GOAL
Return exactly the lines of the entries that start at the line containing "Read this page and output its text content." and continue to the last line. Omit the pictures.

☆ ☆ ☆ ☆ ☆

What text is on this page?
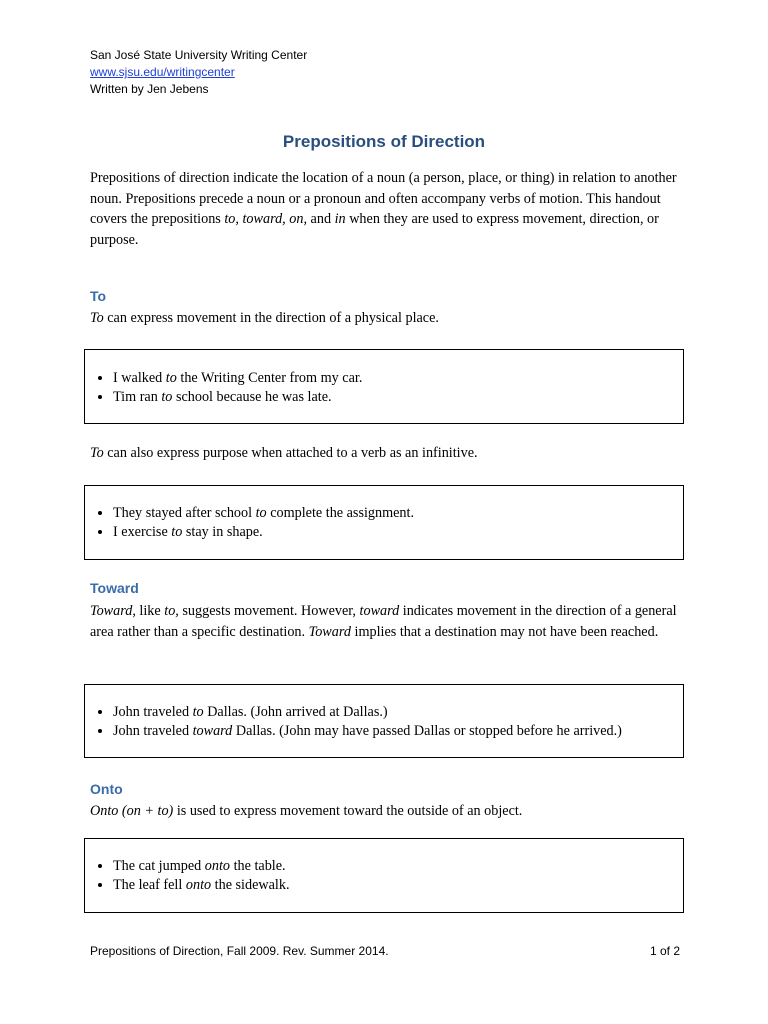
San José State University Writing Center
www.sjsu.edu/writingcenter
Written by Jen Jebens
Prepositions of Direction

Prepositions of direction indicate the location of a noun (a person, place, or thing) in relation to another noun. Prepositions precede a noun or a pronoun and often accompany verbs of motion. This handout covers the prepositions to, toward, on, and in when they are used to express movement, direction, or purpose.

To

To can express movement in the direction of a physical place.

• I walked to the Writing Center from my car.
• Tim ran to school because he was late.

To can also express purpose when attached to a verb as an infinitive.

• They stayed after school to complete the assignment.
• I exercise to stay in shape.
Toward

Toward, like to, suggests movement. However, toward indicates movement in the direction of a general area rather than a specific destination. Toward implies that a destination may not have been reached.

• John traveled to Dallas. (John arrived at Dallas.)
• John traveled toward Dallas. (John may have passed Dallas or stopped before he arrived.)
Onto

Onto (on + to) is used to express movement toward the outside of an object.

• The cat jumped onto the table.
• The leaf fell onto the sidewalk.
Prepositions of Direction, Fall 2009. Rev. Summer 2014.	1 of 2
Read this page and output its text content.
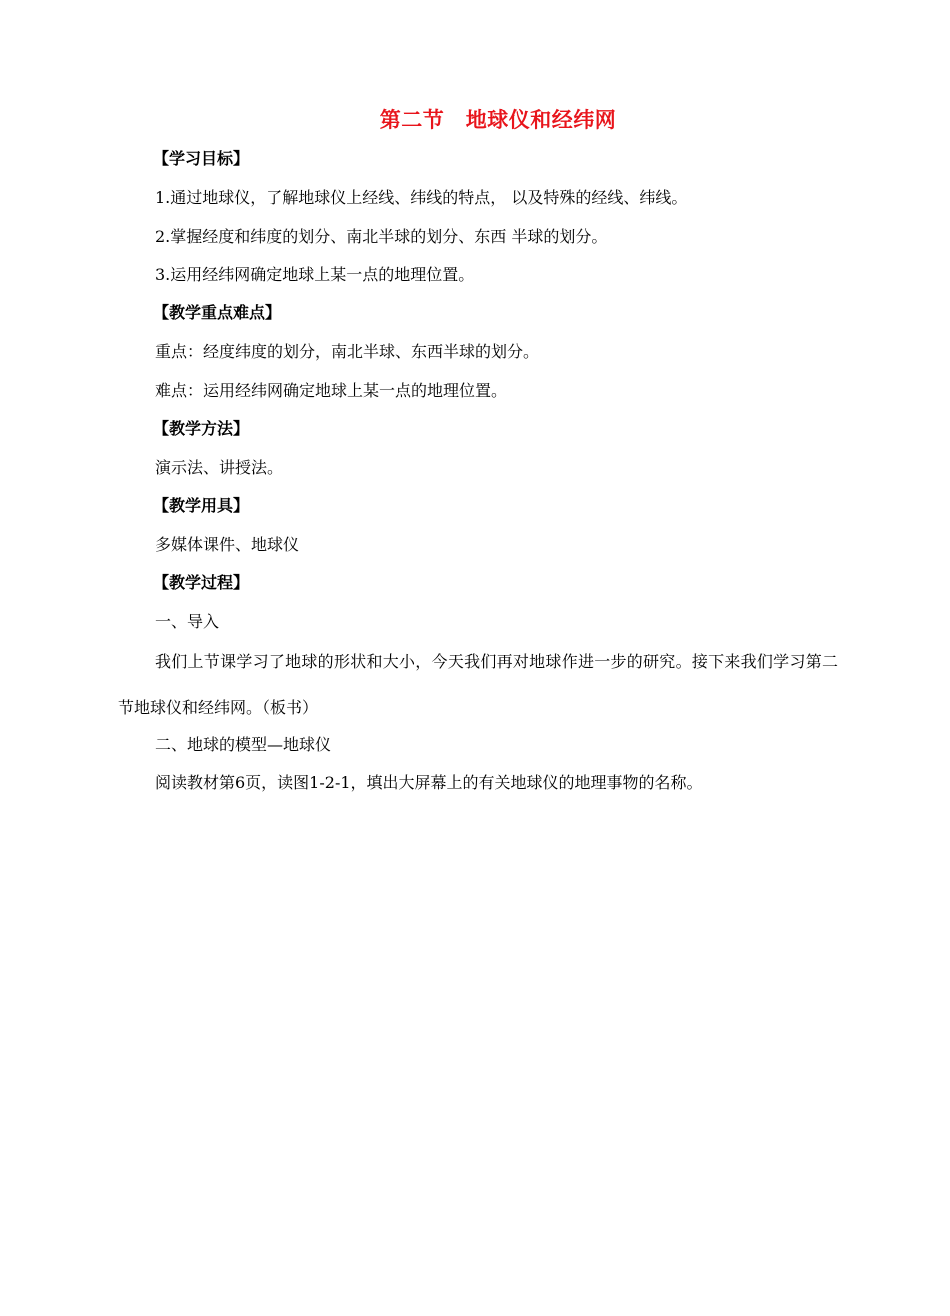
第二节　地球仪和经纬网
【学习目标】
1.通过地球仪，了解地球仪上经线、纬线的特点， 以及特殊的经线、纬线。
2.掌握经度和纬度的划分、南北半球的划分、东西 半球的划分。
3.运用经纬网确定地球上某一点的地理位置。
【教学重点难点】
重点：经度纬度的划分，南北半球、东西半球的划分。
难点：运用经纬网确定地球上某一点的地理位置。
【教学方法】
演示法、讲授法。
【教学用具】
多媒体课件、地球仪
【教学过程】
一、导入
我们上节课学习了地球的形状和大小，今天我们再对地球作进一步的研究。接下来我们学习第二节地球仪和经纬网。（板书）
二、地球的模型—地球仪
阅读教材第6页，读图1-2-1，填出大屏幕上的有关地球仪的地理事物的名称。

☆ ☆ ☆ ☆ ☆

SOLUTION TO THIS TASK
Read this page and output its text content.
第二节　地球仪和经纬网
【学习目标】
1.通过地球仪，了解地球仪上经线、纬线的特点， 以及特殊的经线、纬线。
2.掌握经度和纬度的划分、南北半球的划分、东西 半球的划分。
3.运用经纬网确定地球上某一点的地理位置。
【教学重点难点】
重点：经度纬度的划分，南北半球、东西半球的划分。
难点：运用经纬网确定地球上某一点的地理位置。
【教学方法】
演示法、讲授法。
【教学用具】
多媒体课件、地球仪
【教学过程】
一、导入
我们上节课学习了地球的形状和大小，今天我们再对地球作进一步的研究。接下来我们学习第二节地球仪和经纬网。（板书）
二、地球的模型—地球仪
阅读教材第6页，读图1-2-1，填出大屏幕上的有关地球仪的地理事物的名称。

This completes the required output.